PROVIDED ENTRIES:
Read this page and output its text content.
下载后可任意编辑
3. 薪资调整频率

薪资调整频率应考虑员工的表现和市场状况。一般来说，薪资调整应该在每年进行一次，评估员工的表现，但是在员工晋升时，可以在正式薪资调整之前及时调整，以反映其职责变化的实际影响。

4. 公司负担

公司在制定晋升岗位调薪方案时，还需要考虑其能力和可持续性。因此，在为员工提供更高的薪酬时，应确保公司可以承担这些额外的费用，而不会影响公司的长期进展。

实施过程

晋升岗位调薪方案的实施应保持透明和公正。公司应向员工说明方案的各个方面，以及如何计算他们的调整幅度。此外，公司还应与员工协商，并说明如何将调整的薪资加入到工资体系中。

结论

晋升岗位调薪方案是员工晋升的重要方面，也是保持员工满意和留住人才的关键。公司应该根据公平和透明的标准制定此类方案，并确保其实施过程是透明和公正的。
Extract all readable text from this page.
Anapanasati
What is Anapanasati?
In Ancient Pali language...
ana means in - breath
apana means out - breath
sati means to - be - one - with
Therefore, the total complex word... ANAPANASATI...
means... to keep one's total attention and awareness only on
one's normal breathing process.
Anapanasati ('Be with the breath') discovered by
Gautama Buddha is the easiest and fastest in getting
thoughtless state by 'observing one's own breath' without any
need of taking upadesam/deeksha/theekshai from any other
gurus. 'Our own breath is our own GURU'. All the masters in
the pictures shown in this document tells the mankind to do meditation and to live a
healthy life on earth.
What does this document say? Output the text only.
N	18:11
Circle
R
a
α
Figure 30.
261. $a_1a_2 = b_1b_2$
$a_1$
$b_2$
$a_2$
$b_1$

WHAT IS REQUIRED:
Find the word "total" in the entries above and gather every line that holds it.

OUTPUT OF THE EXERCISE:
Therefore, the total complex word... ANAPANASATI...
means... to keep one's total attention and awareness only on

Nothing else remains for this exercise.